TASK REQUIREMENTS. Would you return all of this data exactly, leaving nothing out?

ROWS.
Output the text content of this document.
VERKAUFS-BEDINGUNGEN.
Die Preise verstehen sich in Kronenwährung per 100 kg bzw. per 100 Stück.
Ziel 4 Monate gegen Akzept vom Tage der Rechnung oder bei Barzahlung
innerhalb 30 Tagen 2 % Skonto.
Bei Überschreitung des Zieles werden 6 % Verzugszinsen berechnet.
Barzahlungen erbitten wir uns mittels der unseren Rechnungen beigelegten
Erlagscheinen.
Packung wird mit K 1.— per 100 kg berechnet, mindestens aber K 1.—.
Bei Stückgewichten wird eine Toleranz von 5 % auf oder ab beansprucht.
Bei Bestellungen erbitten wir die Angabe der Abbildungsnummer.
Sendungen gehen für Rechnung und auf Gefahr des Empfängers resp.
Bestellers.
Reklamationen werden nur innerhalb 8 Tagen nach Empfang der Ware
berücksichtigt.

SOLUTION.
Output the text content of this document.
VERKAUFS-BEDINGUNGEN.
Die Preise verstehen sich in Kronenwährung per 100 kg bzw. per 100 Stück.
Ziel 4 Monate gegen Akzept vom Tage der Rechnung oder bei Barzahlung
innerhalb 30 Tagen 2 % Skonto.
Bei Überschreitung des Zieles werden 6 % Verzugszinsen berechnet.
Barzahlungen erbitten wir uns mittels der unseren Rechnungen beigelegten
Erlagscheinen.
Packung wird mit K 1.— per 100 kg berechnet, mindestens aber K 1.—.
Bei Stückgewichten wird eine Toleranz von 5 % auf oder ab beansprucht.
Bei Bestellungen erbitten wir die Angabe der Abbildungsnummer.
Sendungen gehen für Rechnung und auf Gefahr des Empfängers resp.
Bestellers.
Reklamationen werden nur innerhalb 8 Tagen nach Empfang der Ware
berücksichtigt.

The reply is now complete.